Encontraram-se alguns estudos de caracterização e avaliação das HS das crianças em escolas (Bandeira, Rocha, Freitas, Del Prette & Del Prette, 2006; Cia & Barham, 2009; Saud & Tonelotto, 2005; Bolsoni-Silva, Marturano, Pereira & Manfrinato, 2006), porém há poucos estudos de intervenção. O trabalho de Borges e Marturano (2003) evidenciou que crianças da primeira série, participantes de um programa com foco em solução de problemas interpessoais, obtiveram um melhor desempenho nessa habilidade social.

Caracterizando de uma maneira mais ampla o estado da arte das publicações nessa área, a meta-análise de Murta (2007) evidencia que, no contexto internacional, os programas preventivos são caracterizados por grupos psicoeducacionais e grupos de solução de problemas interpessoais implantados no contexto escolar, com sessões semanais ao longo de três meses. Porém, em contexto nacional, Murta (2007) mostra que os estudos são mais de identificação de fatores de risco e proteção ao desenvolvimento da criança e do adolescente, da discussão de problemas de pesquisa e realização de programas preventivos de comportamentos antissociais, assim como a identificação de prejuízos acadêmicos. Ainda são poucas as intervenções; apenas alguns relatos de experiência relativos a propostas intervenientes têm sido publicados. Logo, este estudo justifica-se pela relevância de se incluírem programas de intervenção focados no desenvolvimento das habilidades sociais, em especial a habilidade de assertividade, em ambiente escolar, assim como pela importância da habilidade de assertividade na infância. Este estudo apresenta um relato de experiência com o desenvolvimento dessa HS, que teve o objetivo de auxiliar as crianças a desenvolverem um melhor repertório na habilidade de assertividade, bem como melhorar a convivência escolar.
::::
**Instruções da tarefa:**
A. Reproduza, no trecho sobre habilidades sociais na escola, a passagem de "Encontraram-se alguns estudos" a "nessa habilidade social.".
B. Liste todas as referências que aparecem entre parênteses logo após "avaliação das HS das crianças em escolas" no trecho sobre habilidades sociais na escola.

**Dados fornecidos:**
::::
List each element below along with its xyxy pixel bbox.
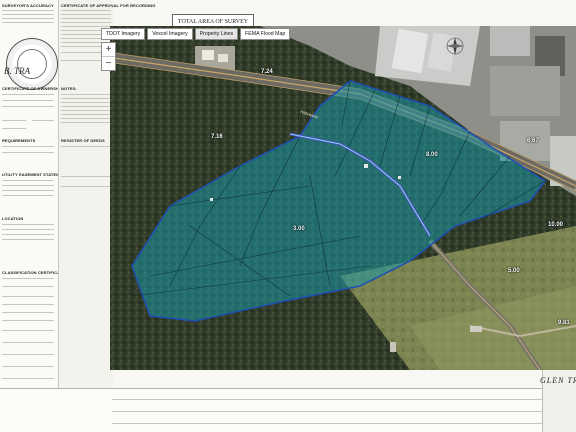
::::
**Resultados esperados:**
A.
Encontraram-se alguns estudos de caracterização e avaliação das HS das crianças em escolas (Bandeira, Rocha, Freitas, Del Prette & Del Prette, 2006; Cia & Barham, 2009; Saud & Tonelotto, 2005; Bolsoni-Silva, Marturano, Pereira & Manfrinato, 2006), porém há poucos estudos de intervenção. O trabalho de Borges e Marturano (2003) evidenciou que crianças da primeira série, participantes de um programa com foco em solução de problemas interpessoais, obtiveram um melhor desempenho nessa habilidade social.

B.
- Bandeira, Rocha, Freitas, Del Prette & Del Prette, 2006
- Cia & Barham, 2009
- Saud & Tonelotto, 2005
- Bolsoni-Silva, Marturano, Pereira & Manfrinato, 2006